**** Entries supplied

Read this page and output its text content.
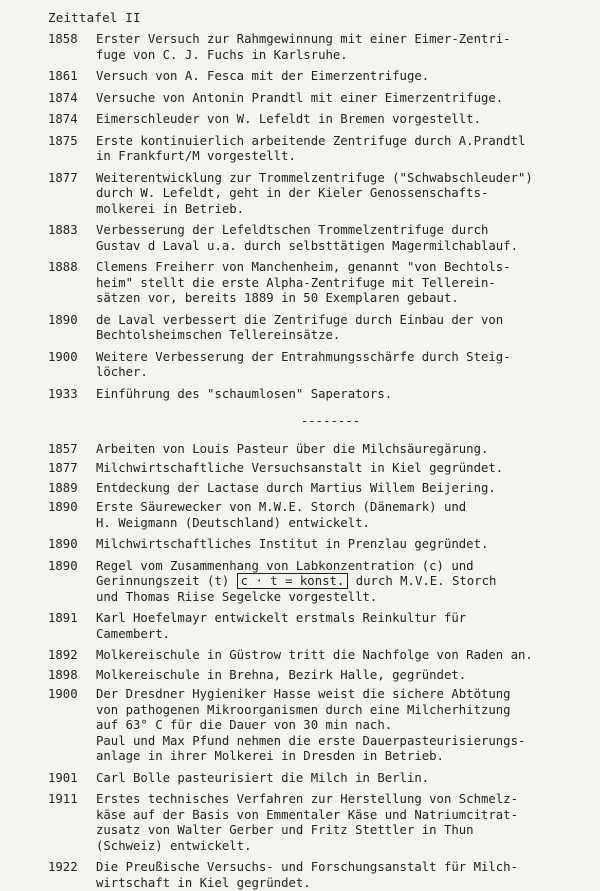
Zeittafel II
1858	Erster Versuch zur Rahmgewinnung mit einer Eimer-Zentri-
fuge von C. J. Fuchs in Karlsruhe.
1861	Versuch von A. Fesca mit der Eimerzentrifuge.
1874	Versuche von Antonin Prandtl mit einer Eimerzentrifuge.
1874	Eimerschleuder von W. Lefeldt in Bremen vorgestellt.
1875	Erste kontinuierlich arbeitende Zentrifuge durch A.Prandtl
in Frankfurt/M vorgestellt.
1877	Weiterentwicklung zur Trommelzentrifuge ("Schwabschleuder")
durch W. Lefeldt, geht in der Kieler Genossenschafts-
molkerei in Betrieb.
1883	Verbesserung der Lefeldtschen Trommelzentrifuge durch
Gustav d Laval u.a. durch selbsttätigen Magermilchablauf.
1888	Clemens Freiherr von Manchenheim, genannt "von Bechtols-
heim" stellt die erste Alpha-Zentrifuge mit Tellerein-
sätzen vor, bereits 1889 in 50 Exemplaren gebaut.
1890	de Laval verbessert die Zentrifuge durch Einbau der von
Bechtolsheimschen Tellereinsätze.
1900	Weitere Verbesserung der Entrahmungsschärfe durch Steig-
löcher.
1933	Einführung des "schaumlosen" Saperators.
--------
1857	Arbeiten von Louis Pasteur über die Milchsäuregärung.
1877	Milchwirtschaftliche Versuchsanstalt in Kiel gegründet.
1889	Entdeckung der Lactase durch Martius Willem Beijering.
1890	Erste Säurewecker von M.W.E. Storch (Dänemark) und
H. Weigmann (Deutschland) entwickelt.
1890	Milchwirtschaftliches Institut in Prenzlau gegründet.
1890	Regel vom Zusammenhang von Labkonzentration (c) und
Gerinnungszeit (t) c · t = konst. durch M.V.E. Storch
und Thomas Riise Segelcke vorgestellt.
1891	Karl Hoefelmayr entwickelt erstmals Reinkultur für
Camembert.
1892	Molkereischule in Güstrow tritt die Nachfolge von Raden an.
1898	Molkereischule in Brehna, Bezirk Halle, gegründet.
1900	Der Dresdner Hygieniker Hasse weist die sichere Abtötung
von pathogenen Mikroorganismen durch eine Milcherhitzung
auf 63° C für die Dauer von 30 min nach.
Paul und Max Pfund nehmen die erste Dauerpasteurisierungs-
anlage in ihrer Molkerei in Dresden in Betrieb.
1901	Carl Bolle pasteurisiert die Milch in Berlin.
1911	Erstes technisches Verfahren zur Herstellung von Schmelz-
käse auf der Basis von Emmentaler Käse und Natriumcitrat-
zusatz von Walter Gerber und Fritz Stettler in Thun
(Schweiz) entwickelt.
1922	Die Preußische Versuchs- und Forschungsanstalt für Milch-
wirtschaft in Kiel gegründet.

********

▶ [What the exercise asks]: Your copy of the entries must be exact and must contain no pictures.

▶ [Solution below]:
Read this page and output its text content.
Zeittafel II
1858	Erster Versuch zur Rahmgewinnung mit einer Eimer-Zentri-
fuge von C. J. Fuchs in Karlsruhe.
1861	Versuch von A. Fesca mit der Eimerzentrifuge.
1874	Versuche von Antonin Prandtl mit einer Eimerzentrifuge.
1874	Eimerschleuder von W. Lefeldt in Bremen vorgestellt.
1875	Erste kontinuierlich arbeitende Zentrifuge durch A.Prandtl
in Frankfurt/M vorgestellt.
1877	Weiterentwicklung zur Trommelzentrifuge ("Schwabschleuder")
durch W. Lefeldt, geht in der Kieler Genossenschafts-
molkerei in Betrieb.
1883	Verbesserung der Lefeldtschen Trommelzentrifuge durch
Gustav d Laval u.a. durch selbsttätigen Magermilchablauf.
1888	Clemens Freiherr von Manchenheim, genannt "von Bechtols-
heim" stellt die erste Alpha-Zentrifuge mit Tellerein-
sätzen vor, bereits 1889 in 50 Exemplaren gebaut.
1890	de Laval verbessert die Zentrifuge durch Einbau der von
Bechtolsheimschen Tellereinsätze.
1900	Weitere Verbesserung der Entrahmungsschärfe durch Steig-
löcher.
1933	Einführung des "schaumlosen" Saperators.
--------
1857	Arbeiten von Louis Pasteur über die Milchsäuregärung.
1877	Milchwirtschaftliche Versuchsanstalt in Kiel gegründet.
1889	Entdeckung der Lactase durch Martius Willem Beijering.
1890	Erste Säurewecker von M.W.E. Storch (Dänemark) und
H. Weigmann (Deutschland) entwickelt.
1890	Milchwirtschaftliches Institut in Prenzlau gegründet.
1890	Regel vom Zusammenhang von Labkonzentration (c) und
Gerinnungszeit (t) c · t = konst. durch M.V.E. Storch
und Thomas Riise Segelcke vorgestellt.
1891	Karl Hoefelmayr entwickelt erstmals Reinkultur für
Camembert.
1892	Molkereischule in Güstrow tritt die Nachfolge von Raden an.
1898	Molkereischule in Brehna, Bezirk Halle, gegründet.
1900	Der Dresdner Hygieniker Hasse weist die sichere Abtötung
von pathogenen Mikroorganismen durch eine Milcherhitzung
auf 63° C für die Dauer von 30 min nach.
Paul und Max Pfund nehmen die erste Dauerpasteurisierungs-
anlage in ihrer Molkerei in Dresden in Betrieb.
1901	Carl Bolle pasteurisiert die Milch in Berlin.
1911	Erstes technisches Verfahren zur Herstellung von Schmelz-
käse auf der Basis von Emmentaler Käse und Natriumcitrat-
zusatz von Walter Gerber und Fritz Stettler in Thun
(Schweiz) entwickelt.
1922	Die Preußische Versuchs- und Forschungsanstalt für Milch-
wirtschaft in Kiel gegründet.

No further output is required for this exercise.